Copy the rows word for word, starting at the first row and ending at the row that contains "tab-bar: Status Wireless", with both of those rows included.

▶ Task data:
::::::

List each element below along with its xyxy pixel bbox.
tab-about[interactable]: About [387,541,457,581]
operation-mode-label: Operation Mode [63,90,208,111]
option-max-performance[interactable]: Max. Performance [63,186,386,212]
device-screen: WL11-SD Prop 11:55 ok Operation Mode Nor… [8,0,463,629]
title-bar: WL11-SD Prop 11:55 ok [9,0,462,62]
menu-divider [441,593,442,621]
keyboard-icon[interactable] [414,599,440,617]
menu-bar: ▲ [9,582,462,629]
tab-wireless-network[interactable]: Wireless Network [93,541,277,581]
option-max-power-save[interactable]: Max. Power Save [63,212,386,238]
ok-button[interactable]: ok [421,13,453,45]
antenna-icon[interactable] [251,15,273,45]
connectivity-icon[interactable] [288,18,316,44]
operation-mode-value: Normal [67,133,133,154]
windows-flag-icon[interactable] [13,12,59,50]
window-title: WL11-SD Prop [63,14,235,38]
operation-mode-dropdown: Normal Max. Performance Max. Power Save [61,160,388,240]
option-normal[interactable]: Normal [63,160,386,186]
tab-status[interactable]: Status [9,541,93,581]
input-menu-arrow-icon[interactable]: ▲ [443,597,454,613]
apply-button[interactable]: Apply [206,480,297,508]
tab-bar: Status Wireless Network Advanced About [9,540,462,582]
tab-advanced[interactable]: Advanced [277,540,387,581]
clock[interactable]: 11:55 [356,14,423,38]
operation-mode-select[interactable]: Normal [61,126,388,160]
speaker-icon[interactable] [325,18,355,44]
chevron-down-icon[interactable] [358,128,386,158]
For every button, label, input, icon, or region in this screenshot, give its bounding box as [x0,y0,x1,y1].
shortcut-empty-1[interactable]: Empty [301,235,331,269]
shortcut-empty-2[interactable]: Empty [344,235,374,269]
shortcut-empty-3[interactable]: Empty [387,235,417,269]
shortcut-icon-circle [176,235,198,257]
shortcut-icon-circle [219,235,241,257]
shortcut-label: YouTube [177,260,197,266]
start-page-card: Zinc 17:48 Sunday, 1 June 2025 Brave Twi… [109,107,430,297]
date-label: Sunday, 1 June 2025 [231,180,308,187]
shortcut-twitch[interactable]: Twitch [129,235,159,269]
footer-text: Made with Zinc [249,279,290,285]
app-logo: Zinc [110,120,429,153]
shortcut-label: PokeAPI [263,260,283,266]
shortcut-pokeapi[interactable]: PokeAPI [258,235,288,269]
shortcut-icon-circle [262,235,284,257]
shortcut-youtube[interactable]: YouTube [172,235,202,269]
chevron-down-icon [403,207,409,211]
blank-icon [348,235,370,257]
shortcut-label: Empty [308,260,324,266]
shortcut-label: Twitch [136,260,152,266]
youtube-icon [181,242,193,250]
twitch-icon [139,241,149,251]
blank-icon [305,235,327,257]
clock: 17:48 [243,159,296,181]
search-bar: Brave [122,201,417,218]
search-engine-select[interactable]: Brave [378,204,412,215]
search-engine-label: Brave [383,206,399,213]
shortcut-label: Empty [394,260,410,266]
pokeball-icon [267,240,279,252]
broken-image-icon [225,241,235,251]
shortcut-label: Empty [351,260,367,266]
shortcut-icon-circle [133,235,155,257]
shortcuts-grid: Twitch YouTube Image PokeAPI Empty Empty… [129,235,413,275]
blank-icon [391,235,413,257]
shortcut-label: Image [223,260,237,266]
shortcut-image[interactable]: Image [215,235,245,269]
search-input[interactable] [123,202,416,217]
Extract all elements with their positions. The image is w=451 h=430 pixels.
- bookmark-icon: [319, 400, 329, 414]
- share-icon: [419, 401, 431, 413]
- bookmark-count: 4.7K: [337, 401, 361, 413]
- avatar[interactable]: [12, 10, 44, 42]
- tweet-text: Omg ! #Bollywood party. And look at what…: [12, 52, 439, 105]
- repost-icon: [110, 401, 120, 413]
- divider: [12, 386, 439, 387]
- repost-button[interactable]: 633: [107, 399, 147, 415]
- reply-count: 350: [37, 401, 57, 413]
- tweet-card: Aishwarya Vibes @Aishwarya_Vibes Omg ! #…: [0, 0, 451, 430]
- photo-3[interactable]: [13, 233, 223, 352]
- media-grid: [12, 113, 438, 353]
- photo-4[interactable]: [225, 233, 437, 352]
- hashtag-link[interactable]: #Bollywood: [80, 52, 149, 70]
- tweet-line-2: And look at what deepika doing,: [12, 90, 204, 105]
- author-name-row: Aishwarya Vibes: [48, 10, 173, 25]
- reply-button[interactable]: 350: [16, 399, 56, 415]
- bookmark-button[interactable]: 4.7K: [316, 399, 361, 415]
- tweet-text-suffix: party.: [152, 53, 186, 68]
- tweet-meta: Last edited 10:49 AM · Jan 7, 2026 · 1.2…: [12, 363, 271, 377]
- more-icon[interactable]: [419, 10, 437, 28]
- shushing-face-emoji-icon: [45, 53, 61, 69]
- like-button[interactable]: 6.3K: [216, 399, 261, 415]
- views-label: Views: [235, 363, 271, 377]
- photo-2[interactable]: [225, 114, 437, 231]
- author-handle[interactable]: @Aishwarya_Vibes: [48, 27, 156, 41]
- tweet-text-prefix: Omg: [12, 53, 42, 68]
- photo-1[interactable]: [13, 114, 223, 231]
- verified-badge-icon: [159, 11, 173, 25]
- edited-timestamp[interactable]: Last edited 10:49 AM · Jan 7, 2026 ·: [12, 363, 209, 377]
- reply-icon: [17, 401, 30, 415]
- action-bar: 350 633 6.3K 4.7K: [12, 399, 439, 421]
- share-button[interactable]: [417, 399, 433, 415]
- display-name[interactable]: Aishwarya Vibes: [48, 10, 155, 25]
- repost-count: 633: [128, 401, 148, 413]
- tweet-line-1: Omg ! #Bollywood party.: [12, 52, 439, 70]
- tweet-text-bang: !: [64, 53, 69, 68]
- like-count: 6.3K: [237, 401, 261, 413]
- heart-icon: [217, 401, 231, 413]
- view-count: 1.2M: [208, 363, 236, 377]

::::::

▶ Expected answer:
List each element below along with its xyxy pixel bbox.
tab-about[interactable]: About [387,541,457,581]
operation-mode-label: Operation Mode [63,90,208,111]
option-max-performance[interactable]: Max. Performance [63,186,386,212]
device-screen: WL11-SD Prop 11:55 ok Operation Mode Nor… [8,0,463,629]
title-bar: WL11-SD Prop 11:55 ok [9,0,462,62]
menu-divider [441,593,442,621]
keyboard-icon[interactable] [414,599,440,617]
menu-bar: ▲ [9,582,462,629]
tab-wireless-network[interactable]: Wireless Network [93,541,277,581]
option-max-power-save[interactable]: Max. Power Save [63,212,386,238]
ok-button[interactable]: ok [421,13,453,45]
antenna-icon[interactable] [251,15,273,45]
connectivity-icon[interactable] [288,18,316,44]
operation-mode-value: Normal [67,133,133,154]
windows-flag-icon[interactable] [13,12,59,50]
window-title: WL11-SD Prop [63,14,235,38]
operation-mode-dropdown: Normal Max. Performance Max. Power Save [61,160,388,240]
option-normal[interactable]: Normal [63,160,386,186]
tab-status[interactable]: Status [9,541,93,581]
input-menu-arrow-icon[interactable]: ▲ [443,597,454,613]
apply-button[interactable]: Apply [206,480,297,508]
tab-bar: Status Wireless Network Advanced About [9,540,462,582]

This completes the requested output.